- _TASK GOAL_
Without altering anything, output the material below.

- _Items from a dataset_
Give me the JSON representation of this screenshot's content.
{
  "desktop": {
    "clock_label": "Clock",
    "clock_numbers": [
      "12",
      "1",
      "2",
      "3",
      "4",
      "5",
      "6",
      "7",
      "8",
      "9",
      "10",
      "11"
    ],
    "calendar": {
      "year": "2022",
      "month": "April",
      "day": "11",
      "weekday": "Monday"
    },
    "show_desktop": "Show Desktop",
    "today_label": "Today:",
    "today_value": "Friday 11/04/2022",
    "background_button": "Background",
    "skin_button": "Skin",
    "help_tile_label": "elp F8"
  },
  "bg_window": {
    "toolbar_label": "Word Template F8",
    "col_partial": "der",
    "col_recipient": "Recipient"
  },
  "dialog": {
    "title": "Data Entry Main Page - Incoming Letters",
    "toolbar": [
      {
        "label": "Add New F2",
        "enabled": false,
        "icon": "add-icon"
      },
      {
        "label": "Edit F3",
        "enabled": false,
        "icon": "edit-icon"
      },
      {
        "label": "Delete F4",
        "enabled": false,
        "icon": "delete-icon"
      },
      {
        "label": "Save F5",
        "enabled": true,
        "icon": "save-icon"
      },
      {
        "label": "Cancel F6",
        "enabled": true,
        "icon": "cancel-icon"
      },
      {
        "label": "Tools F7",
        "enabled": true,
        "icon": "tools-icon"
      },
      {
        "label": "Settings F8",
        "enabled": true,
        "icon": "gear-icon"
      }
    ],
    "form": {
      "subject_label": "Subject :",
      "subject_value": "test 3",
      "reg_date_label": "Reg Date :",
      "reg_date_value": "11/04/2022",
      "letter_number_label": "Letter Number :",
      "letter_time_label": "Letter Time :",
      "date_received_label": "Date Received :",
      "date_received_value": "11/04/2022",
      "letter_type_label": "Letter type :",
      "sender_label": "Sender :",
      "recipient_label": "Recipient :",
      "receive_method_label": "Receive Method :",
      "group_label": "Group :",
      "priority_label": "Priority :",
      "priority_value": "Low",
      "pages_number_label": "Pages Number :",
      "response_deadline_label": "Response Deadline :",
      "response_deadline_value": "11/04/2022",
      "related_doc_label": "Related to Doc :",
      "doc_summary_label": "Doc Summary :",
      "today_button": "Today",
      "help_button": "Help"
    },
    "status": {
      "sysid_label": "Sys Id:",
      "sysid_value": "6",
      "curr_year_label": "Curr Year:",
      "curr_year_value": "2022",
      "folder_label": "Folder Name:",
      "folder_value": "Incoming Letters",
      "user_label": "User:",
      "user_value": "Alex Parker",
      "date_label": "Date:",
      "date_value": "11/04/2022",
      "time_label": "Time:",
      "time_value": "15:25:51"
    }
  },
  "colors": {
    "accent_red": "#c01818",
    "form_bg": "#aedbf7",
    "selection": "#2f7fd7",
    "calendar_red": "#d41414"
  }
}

- _FINAL RESULT_
Give me the JSON representation of this screenshot's content.
{
  "desktop": {
    "clock_label": "Clock",
    "clock_numbers": [
      "12",
      "1",
      "2",
      "3",
      "4",
      "5",
      "6",
      "7",
      "8",
      "9",
      "10",
      "11"
    ],
    "calendar": {
      "year": "2022",
      "month": "April",
      "day": "11",
      "weekday": "Monday"
    },
    "show_desktop": "Show Desktop",
    "today_label": "Today:",
    "today_value": "Friday 11/04/2022",
    "background_button": "Background",
    "skin_button": "Skin",
    "help_tile_label": "elp F8"
  },
  "bg_window": {
    "toolbar_label": "Word Template F8",
    "col_partial": "der",
    "col_recipient": "Recipient"
  },
  "dialog": {
    "title": "Data Entry Main Page - Incoming Letters",
    "toolbar": [
      {
        "label": "Add New F2",
        "enabled": false,
        "icon": "add-icon"
      },
      {
        "label": "Edit F3",
        "enabled": false,
        "icon": "edit-icon"
      },
      {
        "label": "Delete F4",
        "enabled": false,
        "icon": "delete-icon"
      },
      {
        "label": "Save F5",
        "enabled": true,
        "icon": "save-icon"
      },
      {
        "label": "Cancel F6",
        "enabled": true,
        "icon": "cancel-icon"
      },
      {
        "label": "Tools F7",
        "enabled": true,
        "icon": "tools-icon"
      },
      {
        "label": "Settings F8",
        "enabled": true,
        "icon": "gear-icon"
      }
    ],
    "form": {
      "subject_label": "Subject :",
      "subject_value": "test 3",
      "reg_date_label": "Reg Date :",
      "reg_date_value": "11/04/2022",
      "letter_number_label": "Letter Number :",
      "letter_time_label": "Letter Time :",
      "date_received_label": "Date Received :",
      "date_received_value": "11/04/2022",
      "letter_type_label": "Letter type :",
      "sender_label": "Sender :",
      "recipient_label": "Recipient :",
      "receive_method_label": "Receive Method :",
      "group_label": "Group :",
      "priority_label": "Priority :",
      "priority_value": "Low",
      "pages_number_label": "Pages Number :",
      "response_deadline_label": "Response Deadline :",
      "response_deadline_value": "11/04/2022",
      "related_doc_label": "Related to Doc :",
      "doc_summary_label": "Doc Summary :",
      "today_button": "Today",
      "help_button": "Help"
    },
    "status": {
      "sysid_label": "Sys Id:",
      "sysid_value": "6",
      "curr_year_label": "Curr Year:",
      "curr_year_value": "2022",
      "folder_label": "Folder Name:",
      "folder_value": "Incoming Letters",
      "user_label": "User:",
      "user_value": "Alex Parker",
      "date_label": "Date:",
      "date_value": "11/04/2022",
      "time_label": "Time:",
      "time_value": "15:25:51"
    }
  },
  "colors": {
    "accent_red": "#c01818",
    "form_bg": "#aedbf7",
    "selection": "#2f7fd7",
    "calendar_red": "#d41414"
  }
}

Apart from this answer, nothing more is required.